++++ ENTRIES SHOWN ++++
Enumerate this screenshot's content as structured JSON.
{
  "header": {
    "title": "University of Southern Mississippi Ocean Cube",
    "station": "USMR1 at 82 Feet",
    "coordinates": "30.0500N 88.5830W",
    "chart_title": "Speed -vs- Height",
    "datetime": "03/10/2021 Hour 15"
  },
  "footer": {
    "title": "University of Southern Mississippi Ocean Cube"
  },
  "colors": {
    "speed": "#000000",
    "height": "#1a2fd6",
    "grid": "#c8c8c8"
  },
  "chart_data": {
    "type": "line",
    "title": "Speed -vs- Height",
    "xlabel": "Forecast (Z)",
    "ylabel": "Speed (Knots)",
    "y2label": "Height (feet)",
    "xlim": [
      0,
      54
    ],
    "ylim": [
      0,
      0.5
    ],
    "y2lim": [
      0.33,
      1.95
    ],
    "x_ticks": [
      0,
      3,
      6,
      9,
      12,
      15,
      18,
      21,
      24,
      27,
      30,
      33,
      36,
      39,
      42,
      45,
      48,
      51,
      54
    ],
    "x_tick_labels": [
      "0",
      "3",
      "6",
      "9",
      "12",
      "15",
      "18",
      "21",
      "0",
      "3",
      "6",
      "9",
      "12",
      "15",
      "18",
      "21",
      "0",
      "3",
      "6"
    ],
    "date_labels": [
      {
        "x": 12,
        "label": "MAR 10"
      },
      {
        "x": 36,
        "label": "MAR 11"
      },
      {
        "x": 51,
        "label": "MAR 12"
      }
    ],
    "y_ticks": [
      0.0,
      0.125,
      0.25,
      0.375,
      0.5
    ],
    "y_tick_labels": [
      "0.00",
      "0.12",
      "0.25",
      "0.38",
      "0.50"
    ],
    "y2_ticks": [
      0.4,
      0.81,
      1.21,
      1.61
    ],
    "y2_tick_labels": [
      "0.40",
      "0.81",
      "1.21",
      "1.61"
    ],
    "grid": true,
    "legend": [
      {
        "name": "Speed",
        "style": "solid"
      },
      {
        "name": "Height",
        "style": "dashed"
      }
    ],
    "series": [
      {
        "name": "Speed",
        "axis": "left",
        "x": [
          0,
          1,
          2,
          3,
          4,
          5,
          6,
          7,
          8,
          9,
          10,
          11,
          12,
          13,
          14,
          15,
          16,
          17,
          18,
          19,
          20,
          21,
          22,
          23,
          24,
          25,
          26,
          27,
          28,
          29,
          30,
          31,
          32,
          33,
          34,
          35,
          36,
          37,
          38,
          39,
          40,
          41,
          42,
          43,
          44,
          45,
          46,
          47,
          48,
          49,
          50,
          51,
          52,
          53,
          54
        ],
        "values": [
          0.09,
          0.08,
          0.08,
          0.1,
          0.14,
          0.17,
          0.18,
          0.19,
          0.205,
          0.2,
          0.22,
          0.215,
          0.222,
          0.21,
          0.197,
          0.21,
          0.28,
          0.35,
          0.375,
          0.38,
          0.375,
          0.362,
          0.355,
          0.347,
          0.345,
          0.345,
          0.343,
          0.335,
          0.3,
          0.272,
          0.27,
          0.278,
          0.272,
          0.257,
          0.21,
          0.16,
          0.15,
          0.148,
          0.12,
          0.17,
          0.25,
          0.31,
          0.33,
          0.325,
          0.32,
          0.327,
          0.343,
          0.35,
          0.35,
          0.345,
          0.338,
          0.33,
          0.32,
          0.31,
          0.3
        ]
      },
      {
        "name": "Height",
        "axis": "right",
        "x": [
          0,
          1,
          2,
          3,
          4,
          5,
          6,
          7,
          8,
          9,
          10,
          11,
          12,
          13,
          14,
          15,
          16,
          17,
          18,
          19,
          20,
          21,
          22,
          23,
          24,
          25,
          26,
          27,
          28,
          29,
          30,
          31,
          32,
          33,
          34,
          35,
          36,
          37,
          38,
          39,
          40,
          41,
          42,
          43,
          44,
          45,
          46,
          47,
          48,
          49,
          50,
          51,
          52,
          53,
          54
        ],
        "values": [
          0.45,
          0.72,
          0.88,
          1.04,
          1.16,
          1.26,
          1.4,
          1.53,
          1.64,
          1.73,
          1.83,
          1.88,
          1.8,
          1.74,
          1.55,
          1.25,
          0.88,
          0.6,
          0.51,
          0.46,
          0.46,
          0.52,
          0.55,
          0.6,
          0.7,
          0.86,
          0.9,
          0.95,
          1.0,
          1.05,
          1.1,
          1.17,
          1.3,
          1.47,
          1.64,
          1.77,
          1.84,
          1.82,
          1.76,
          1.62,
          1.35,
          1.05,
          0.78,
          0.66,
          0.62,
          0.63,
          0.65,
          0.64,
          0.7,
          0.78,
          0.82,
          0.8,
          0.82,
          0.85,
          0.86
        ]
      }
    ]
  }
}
++++
▸ EXERCISE OBJECTIVE
Return all of the data word for word.

▸ RESULT OF THE TASK
Enumerate this screenshot's content as structured JSON.
{
  "header": {
    "title": "University of Southern Mississippi Ocean Cube",
    "station": "USMR1 at 82 Feet",
    "coordinates": "30.0500N 88.5830W",
    "chart_title": "Speed -vs- Height",
    "datetime": "03/10/2021 Hour 15"
  },
  "footer": {
    "title": "University of Southern Mississippi Ocean Cube"
  },
  "colors": {
    "speed": "#000000",
    "height": "#1a2fd6",
    "grid": "#c8c8c8"
  },
  "chart_data": {
    "type": "line",
    "title": "Speed -vs- Height",
    "xlabel": "Forecast (Z)",
    "ylabel": "Speed (Knots)",
    "y2label": "Height (feet)",
    "xlim": [
      0,
      54
    ],
    "ylim": [
      0,
      0.5
    ],
    "y2lim": [
      0.33,
      1.95
    ],
    "x_ticks": [
      0,
      3,
      6,
      9,
      12,
      15,
      18,
      21,
      24,
      27,
      30,
      33,
      36,
      39,
      42,
      45,
      48,
      51,
      54
    ],
    "x_tick_labels": [
      "0",
      "3",
      "6",
      "9",
      "12",
      "15",
      "18",
      "21",
      "0",
      "3",
      "6",
      "9",
      "12",
      "15",
      "18",
      "21",
      "0",
      "3",
      "6"
    ],
    "date_labels": [
      {
        "x": 12,
        "label": "MAR 10"
      },
      {
        "x": 36,
        "label": "MAR 11"
      },
      {
        "x": 51,
        "label": "MAR 12"
      }
    ],
    "y_ticks": [
      0.0,
      0.125,
      0.25,
      0.375,
      0.5
    ],
    "y_tick_labels": [
      "0.00",
      "0.12",
      "0.25",
      "0.38",
      "0.50"
    ],
    "y2_ticks": [
      0.4,
      0.81,
      1.21,
      1.61
    ],
    "y2_tick_labels": [
      "0.40",
      "0.81",
      "1.21",
      "1.61"
    ],
    "grid": true,
    "legend": [
      {
        "name": "Speed",
        "style": "solid"
      },
      {
        "name": "Height",
        "style": "dashed"
      }
    ],
    "series": [
      {
        "name": "Speed",
        "axis": "left",
        "x": [
          0,
          1,
          2,
          3,
          4,
          5,
          6,
          7,
          8,
          9,
          10,
          11,
          12,
          13,
          14,
          15,
          16,
          17,
          18,
          19,
          20,
          21,
          22,
          23,
          24,
          25,
          26,
          27,
          28,
          29,
          30,
          31,
          32,
          33,
          34,
          35,
          36,
          37,
          38,
          39,
          40,
          41,
          42,
          43,
          44,
          45,
          46,
          47,
          48,
          49,
          50,
          51,
          52,
          53,
          54
        ],
        "values": [
          0.09,
          0.08,
          0.08,
          0.1,
          0.14,
          0.17,
          0.18,
          0.19,
          0.205,
          0.2,
          0.22,
          0.215,
          0.222,
          0.21,
          0.197,
          0.21,
          0.28,
          0.35,
          0.375,
          0.38,
          0.375,
          0.362,
          0.355,
          0.347,
          0.345,
          0.345,
          0.343,
          0.335,
          0.3,
          0.272,
          0.27,
          0.278,
          0.272,
          0.257,
          0.21,
          0.16,
          0.15,
          0.148,
          0.12,
          0.17,
          0.25,
          0.31,
          0.33,
          0.325,
          0.32,
          0.327,
          0.343,
          0.35,
          0.35,
          0.345,
          0.338,
          0.33,
          0.32,
          0.31,
          0.3
        ]
      },
      {
        "name": "Height",
        "axis": "right",
        "x": [
          0,
          1,
          2,
          3,
          4,
          5,
          6,
          7,
          8,
          9,
          10,
          11,
          12,
          13,
          14,
          15,
          16,
          17,
          18,
          19,
          20,
          21,
          22,
          23,
          24,
          25,
          26,
          27,
          28,
          29,
          30,
          31,
          32,
          33,
          34,
          35,
          36,
          37,
          38,
          39,
          40,
          41,
          42,
          43,
          44,
          45,
          46,
          47,
          48,
          49,
          50,
          51,
          52,
          53,
          54
        ],
        "values": [
          0.45,
          0.72,
          0.88,
          1.04,
          1.16,
          1.26,
          1.4,
          1.53,
          1.64,
          1.73,
          1.83,
          1.88,
          1.8,
          1.74,
          1.55,
          1.25,
          0.88,
          0.6,
          0.51,
          0.46,
          0.46,
          0.52,
          0.55,
          0.6,
          0.7,
          0.86,
          0.9,
          0.95,
          1.0,
          1.05,
          1.1,
          1.17,
          1.3,
          1.47,
          1.64,
          1.77,
          1.84,
          1.82,
          1.76,
          1.62,
          1.35,
          1.05,
          0.78,
          0.66,
          0.62,
          0.63,
          0.65,
          0.64,
          0.7,
          0.78,
          0.82,
          0.8,
          0.82,
          0.85,
          0.86
        ]
      }
    ]
  }
}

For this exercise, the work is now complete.